▶ To do:
Find each line holding the word "author" and give the total alone.

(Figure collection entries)
○ ○ ○ ○ ○

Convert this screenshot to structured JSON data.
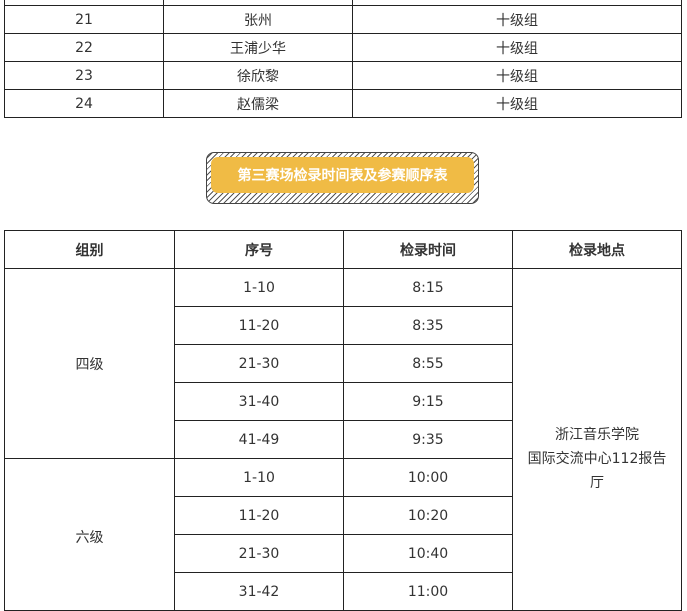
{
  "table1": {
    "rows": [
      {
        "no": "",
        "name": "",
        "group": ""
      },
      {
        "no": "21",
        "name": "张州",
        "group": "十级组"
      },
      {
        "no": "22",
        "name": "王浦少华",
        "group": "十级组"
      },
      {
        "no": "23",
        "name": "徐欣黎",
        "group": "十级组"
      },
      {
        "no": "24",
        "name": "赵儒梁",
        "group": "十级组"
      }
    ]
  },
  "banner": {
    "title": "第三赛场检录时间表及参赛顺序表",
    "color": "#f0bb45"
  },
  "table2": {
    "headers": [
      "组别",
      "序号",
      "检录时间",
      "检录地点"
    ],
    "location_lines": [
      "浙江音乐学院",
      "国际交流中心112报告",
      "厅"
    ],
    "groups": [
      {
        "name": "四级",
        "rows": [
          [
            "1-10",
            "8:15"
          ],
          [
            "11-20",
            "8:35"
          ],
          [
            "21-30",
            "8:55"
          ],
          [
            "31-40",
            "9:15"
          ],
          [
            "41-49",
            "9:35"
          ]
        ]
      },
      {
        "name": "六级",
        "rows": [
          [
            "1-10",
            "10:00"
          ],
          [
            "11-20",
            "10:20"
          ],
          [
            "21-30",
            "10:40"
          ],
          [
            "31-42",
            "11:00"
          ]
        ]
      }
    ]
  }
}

○ ○ ○ ○ ○

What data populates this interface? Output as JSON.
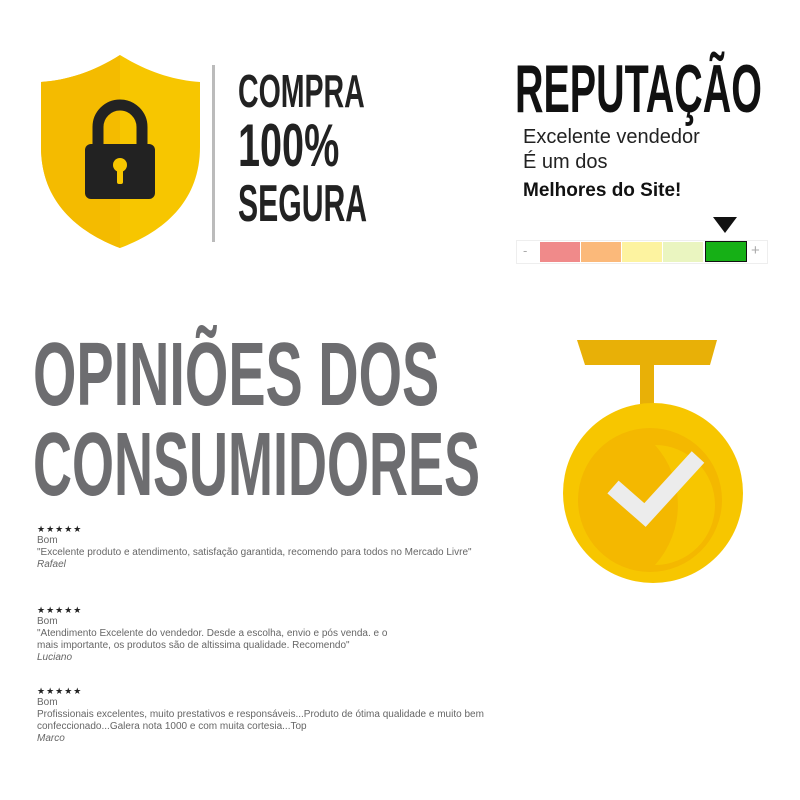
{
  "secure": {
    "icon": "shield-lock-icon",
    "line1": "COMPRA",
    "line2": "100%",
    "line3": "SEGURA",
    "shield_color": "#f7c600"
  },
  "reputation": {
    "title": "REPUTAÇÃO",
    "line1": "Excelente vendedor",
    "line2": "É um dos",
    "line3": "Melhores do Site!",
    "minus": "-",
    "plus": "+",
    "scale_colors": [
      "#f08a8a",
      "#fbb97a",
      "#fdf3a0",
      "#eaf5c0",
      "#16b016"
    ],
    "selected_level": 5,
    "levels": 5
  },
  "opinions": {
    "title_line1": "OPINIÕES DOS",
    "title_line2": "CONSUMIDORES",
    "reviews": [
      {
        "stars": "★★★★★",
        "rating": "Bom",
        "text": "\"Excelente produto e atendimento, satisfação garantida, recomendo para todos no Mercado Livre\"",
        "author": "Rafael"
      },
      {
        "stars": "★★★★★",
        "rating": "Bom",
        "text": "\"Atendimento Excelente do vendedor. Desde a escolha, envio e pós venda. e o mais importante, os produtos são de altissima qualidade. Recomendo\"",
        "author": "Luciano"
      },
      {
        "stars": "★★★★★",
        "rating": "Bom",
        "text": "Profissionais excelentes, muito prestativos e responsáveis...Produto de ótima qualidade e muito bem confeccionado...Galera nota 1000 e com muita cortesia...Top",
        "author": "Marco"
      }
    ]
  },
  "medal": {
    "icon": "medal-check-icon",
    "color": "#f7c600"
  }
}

○ ○ ○ ○ ○

▶ Exercise response:
3